▸ Exercise prompt: Transcribe the data in full and exactly, omitting any pictures.

(Data listing)
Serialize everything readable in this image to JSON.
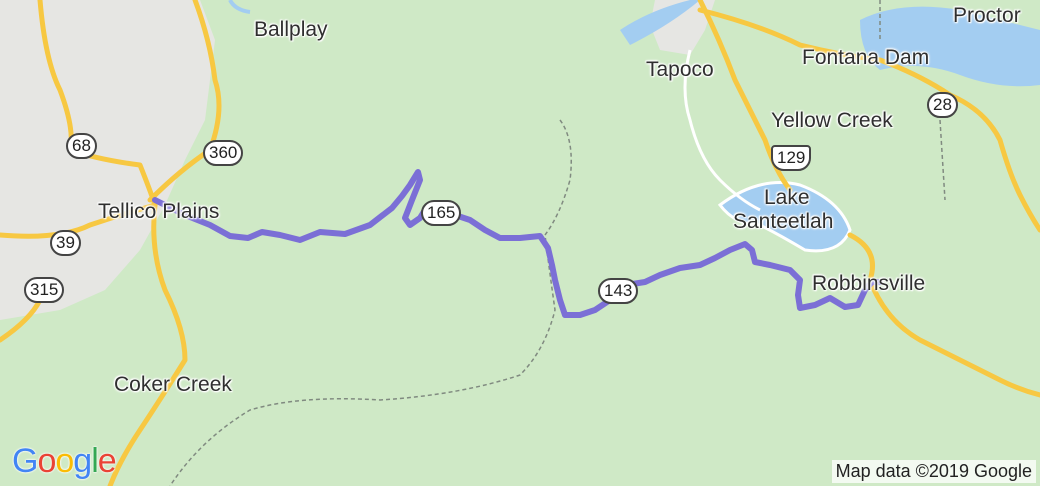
{
  "map": {
    "colors": {
      "land": "#cfe9c6",
      "urban": "#e6e6e3",
      "water": "#a3cdf1",
      "road_major": "#f7c842",
      "road_minor": "#ffffff",
      "route": "#7b6fd6",
      "boundary": "#808a80"
    },
    "places": [
      {
        "id": "ballplay",
        "name": "Ballplay"
      },
      {
        "id": "tellico-plains",
        "name": "Tellico Plains"
      },
      {
        "id": "coker-creek",
        "name": "Coker Creek"
      },
      {
        "id": "tapoco",
        "name": "Tapoco"
      },
      {
        "id": "fontana-dam",
        "name": "Fontana Dam"
      },
      {
        "id": "proctor",
        "name": "Proctor"
      },
      {
        "id": "yellow-creek",
        "name": "Yellow Creek"
      },
      {
        "id": "lake-santeetlah-1",
        "name": "Lake"
      },
      {
        "id": "lake-santeetlah-2",
        "name": "Santeetlah"
      },
      {
        "id": "robbinsville",
        "name": "Robbinsville"
      }
    ],
    "shields": [
      {
        "id": "68",
        "label": "68",
        "type": "state"
      },
      {
        "id": "360",
        "label": "360",
        "type": "state"
      },
      {
        "id": "39",
        "label": "39",
        "type": "state"
      },
      {
        "id": "315",
        "label": "315",
        "type": "state"
      },
      {
        "id": "165",
        "label": "165",
        "type": "state"
      },
      {
        "id": "143",
        "label": "143",
        "type": "state"
      },
      {
        "id": "129",
        "label": "129",
        "type": "us"
      },
      {
        "id": "28",
        "label": "28",
        "type": "state"
      }
    ],
    "route_name": "",
    "logo": "Google",
    "attribution": "Map data ©2019 Google"
  }
}
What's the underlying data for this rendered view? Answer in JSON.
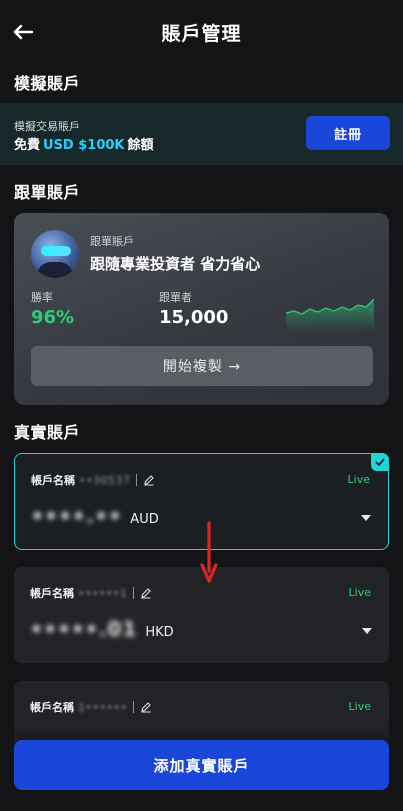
{
  "header": {
    "title": "賬戶管理"
  },
  "demo_section": {
    "title": "模擬賬戶",
    "banner_label": "模擬交易賬戶",
    "offer_free": "免費",
    "offer_amount": "USD $100K",
    "offer_suffix": "餘額",
    "register_label": "註冊"
  },
  "copy_section": {
    "title": "跟單賬戶",
    "card_sub": "跟單賬戶",
    "card_headline": "跟隨專業投資者 省力省心",
    "win_rate_label": "勝率",
    "win_rate_value": "96%",
    "followers_label": "跟單者",
    "followers_value": "15,000",
    "start_copy_label": "開始複製 →"
  },
  "real_section": {
    "title": "真實賬戶",
    "accounts": [
      {
        "name_label": "帳戶名稱",
        "masked_id": "••30537",
        "status": "Live",
        "balance_masked": "••••.••",
        "currency": "AUD",
        "selected": true
      },
      {
        "name_label": "帳戶名稱",
        "masked_id": "••••••1",
        "status": "Live",
        "balance_masked": "•••••.01",
        "currency": "HKD",
        "selected": false
      },
      {
        "name_label": "帳戶名稱",
        "masked_id": "1••••••",
        "status": "Live",
        "balance_masked": "",
        "currency": "",
        "selected": false
      }
    ],
    "add_label": "添加真實賬戶"
  },
  "colors": {
    "accent_blue": "#1a47d9",
    "live_green": "#2ad17a",
    "select_cyan": "#1fd6d6",
    "highlight_blue": "#26d0ff"
  }
}
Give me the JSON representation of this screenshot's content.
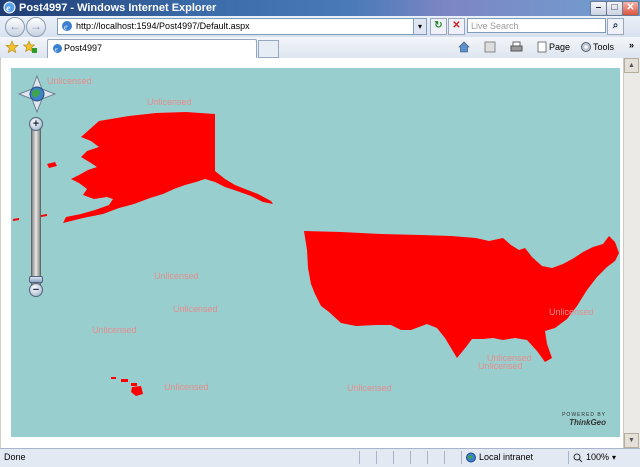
{
  "window": {
    "title": "Post4997 - Windows Internet Explorer",
    "minimize_glyph": "–",
    "maximize_glyph": "□",
    "close_glyph": "✕"
  },
  "nav": {
    "back_glyph": "←",
    "forward_glyph": "→",
    "address_url": "http://localhost:1594/Post4997/Default.aspx",
    "dropdown_glyph": "▾",
    "refresh_glyph": "↻",
    "stop_glyph": "✕",
    "search_placeholder": "Live Search",
    "search_button_glyph": "⌕"
  },
  "tabs": [
    {
      "label": "Post4997"
    }
  ],
  "commands": {
    "page_label": "Page",
    "tools_label": "Tools",
    "chevron_glyph": "»"
  },
  "map": {
    "background_color": "#99cece",
    "land_color": "#ff0000",
    "label_color": "#e58e8e",
    "labels": [
      "Unlicensed",
      "Unlicensed",
      "Unlicensed",
      "Unlicensed",
      "Unlicensed",
      "Unlicensed",
      "Unlicensed",
      "Unlicensed",
      "Unlicensed",
      "Unlicensed"
    ],
    "zoom_in_glyph": "+",
    "zoom_out_glyph": "−",
    "logo_powered": "POWERED BY",
    "logo_brand": "ThinkGeo"
  },
  "status": {
    "text": "Done",
    "zone": "Local intranet",
    "zoom": "100%"
  }
}
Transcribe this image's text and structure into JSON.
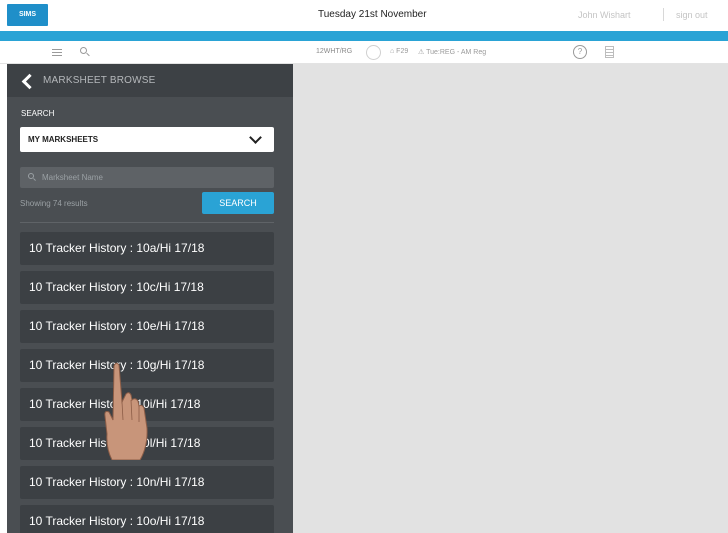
{
  "topbar": {
    "logo_text": "SIMS",
    "date": "Tuesday 21st November",
    "user": "John Wishart",
    "sign_out": "sign out"
  },
  "subbar": {
    "class_code": "12WHT/RG",
    "room": "⌂ F29",
    "register": "⚠ Tue:REG - AM Reg",
    "help_glyph": "?"
  },
  "sidebar": {
    "title": "MARKSHEET BROWSE",
    "search_label": "SEARCH",
    "select_value": "MY MARKSHEETS",
    "search_placeholder": "Marksheet Name",
    "results_text": "Showing 74 results",
    "search_button": "SEARCH",
    "items": [
      "10 Tracker History : 10a/Hi 17/18",
      "10 Tracker History : 10c/Hi 17/18",
      "10 Tracker History : 10e/Hi 17/18",
      "10 Tracker History : 10g/Hi 17/18",
      "10 Tracker History : 10i/Hi 17/18",
      "10 Tracker History : 10l/Hi 17/18",
      "10 Tracker History : 10n/Hi 17/18",
      "10 Tracker History : 10o/Hi 17/18"
    ]
  },
  "colors": {
    "accent": "#2aa3d5",
    "sidebar_bg": "#4a4e52",
    "item_bg": "#3c4044",
    "main_bg": "#e2e2e2"
  }
}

▸ Reply to the exercise:
Serialize everything readable in this image to JSON.
{
  "map": {
    "colors": {
      "land": "#cfe9c6",
      "urban": "#e6e6e3",
      "water": "#a3cdf1",
      "road_major": "#f7c842",
      "road_minor": "#ffffff",
      "route": "#7b6fd6",
      "boundary": "#808a80"
    },
    "places": [
      {
        "id": "ballplay",
        "name": "Ballplay"
      },
      {
        "id": "tellico-plains",
        "name": "Tellico Plains"
      },
      {
        "id": "coker-creek",
        "name": "Coker Creek"
      },
      {
        "id": "tapoco",
        "name": "Tapoco"
      },
      {
        "id": "fontana-dam",
        "name": "Fontana Dam"
      },
      {
        "id": "proctor",
        "name": "Proctor"
      },
      {
        "id": "yellow-creek",
        "name": "Yellow Creek"
      },
      {
        "id": "lake-santeetlah-1",
        "name": "Lake"
      },
      {
        "id": "lake-santeetlah-2",
        "name": "Santeetlah"
      },
      {
        "id": "robbinsville",
        "name": "Robbinsville"
      }
    ],
    "shields": [
      {
        "id": "68",
        "label": "68",
        "type": "state"
      },
      {
        "id": "360",
        "label": "360",
        "type": "state"
      },
      {
        "id": "39",
        "label": "39",
        "type": "state"
      },
      {
        "id": "315",
        "label": "315",
        "type": "state"
      },
      {
        "id": "165",
        "label": "165",
        "type": "state"
      },
      {
        "id": "143",
        "label": "143",
        "type": "state"
      },
      {
        "id": "129",
        "label": "129",
        "type": "us"
      },
      {
        "id": "28",
        "label": "28",
        "type": "state"
      }
    ],
    "route_name": "",
    "logo": "Google",
    "attribution": "Map data ©2019 Google"
  }
}
What's the underlying data for this rendered view? Answer in JSON.
{
  "header": {
    "title": "賬戶管理"
  },
  "demo_section": {
    "title": "模擬賬戶",
    "banner_label": "模擬交易賬戶",
    "offer_free": "免費",
    "offer_amount": "USD $100K",
    "offer_suffix": "餘額",
    "register_label": "註冊"
  },
  "copy_section": {
    "title": "跟單賬戶",
    "card_sub": "跟單賬戶",
    "card_headline": "跟隨專業投資者 省力省心",
    "win_rate_label": "勝率",
    "win_rate_value": "96%",
    "followers_label": "跟單者",
    "followers_value": "15,000",
    "start_copy_label": "開始複製 →"
  },
  "real_section": {
    "title": "真實賬戶",
    "accounts": [
      {
        "name_label": "帳戶名稱",
        "masked_id": "••30537",
        "status": "Live",
        "balance_masked": "••••.••",
        "currency": "AUD",
        "selected": true
      },
      {
        "name_label": "帳戶名稱",
        "masked_id": "••••••1",
        "status": "Live",
        "balance_masked": "•••••.01",
        "currency": "HKD",
        "selected": false
      },
      {
        "name_label": "帳戶名稱",
        "masked_id": "1••••••",
        "status": "Live",
        "balance_masked": "",
        "currency": "",
        "selected": false
      }
    ],
    "add_label": "添加真實賬戶"
  },
  "colors": {
    "accent_blue": "#1a47d9",
    "live_green": "#2ad17a",
    "select_cyan": "#1fd6d6",
    "highlight_blue": "#26d0ff"
  }
}
Give me the JSON representation of this screenshot's content.
{
  "window": {
    "title": "Post4997 - Windows Internet Explorer",
    "minimize_glyph": "–",
    "maximize_glyph": "□",
    "close_glyph": "✕"
  },
  "nav": {
    "back_glyph": "←",
    "forward_glyph": "→",
    "address_url": "http://localhost:1594/Post4997/Default.aspx",
    "dropdown_glyph": "▾",
    "refresh_glyph": "↻",
    "stop_glyph": "✕",
    "search_placeholder": "Live Search",
    "search_button_glyph": "⌕"
  },
  "tabs": [
    {
      "label": "Post4997"
    }
  ],
  "commands": {
    "page_label": "Page",
    "tools_label": "Tools",
    "chevron_glyph": "»"
  },
  "map": {
    "background_color": "#99cece",
    "land_color": "#ff0000",
    "label_color": "#e58e8e",
    "labels": [
      "Unlicensed",
      "Unlicensed",
      "Unlicensed",
      "Unlicensed",
      "Unlicensed",
      "Unlicensed",
      "Unlicensed",
      "Unlicensed",
      "Unlicensed",
      "Unlicensed"
    ],
    "zoom_in_glyph": "+",
    "zoom_out_glyph": "−",
    "logo_powered": "POWERED BY",
    "logo_brand": "ThinkGeo"
  },
  "status": {
    "text": "Done",
    "zone": "Local intranet",
    "zoom": "100%"
  }
}
Transcribe this image's text and structure into JSON.
{
  "topbar": {
    "logo_text": "SIMS",
    "date": "Tuesday 21st November",
    "user": "John Wishart",
    "sign_out": "sign out"
  },
  "subbar": {
    "class_code": "12WHT/RG",
    "room": "⌂ F29",
    "register": "⚠ Tue:REG - AM Reg",
    "help_glyph": "?"
  },
  "sidebar": {
    "title": "MARKSHEET BROWSE",
    "search_label": "SEARCH",
    "select_value": "MY MARKSHEETS",
    "search_placeholder": "Marksheet Name",
    "results_text": "Showing 74 results",
    "search_button": "SEARCH",
    "items": [
      "10 Tracker History : 10a/Hi 17/18",
      "10 Tracker History : 10c/Hi 17/18",
      "10 Tracker History : 10e/Hi 17/18",
      "10 Tracker History : 10g/Hi 17/18",
      "10 Tracker History : 10i/Hi 17/18",
      "10 Tracker History : 10l/Hi 17/18",
      "10 Tracker History : 10n/Hi 17/18",
      "10 Tracker History : 10o/Hi 17/18"
    ]
  },
  "colors": {
    "accent": "#2aa3d5",
    "sidebar_bg": "#4a4e52",
    "item_bg": "#3c4044",
    "main_bg": "#e2e2e2"
  }
}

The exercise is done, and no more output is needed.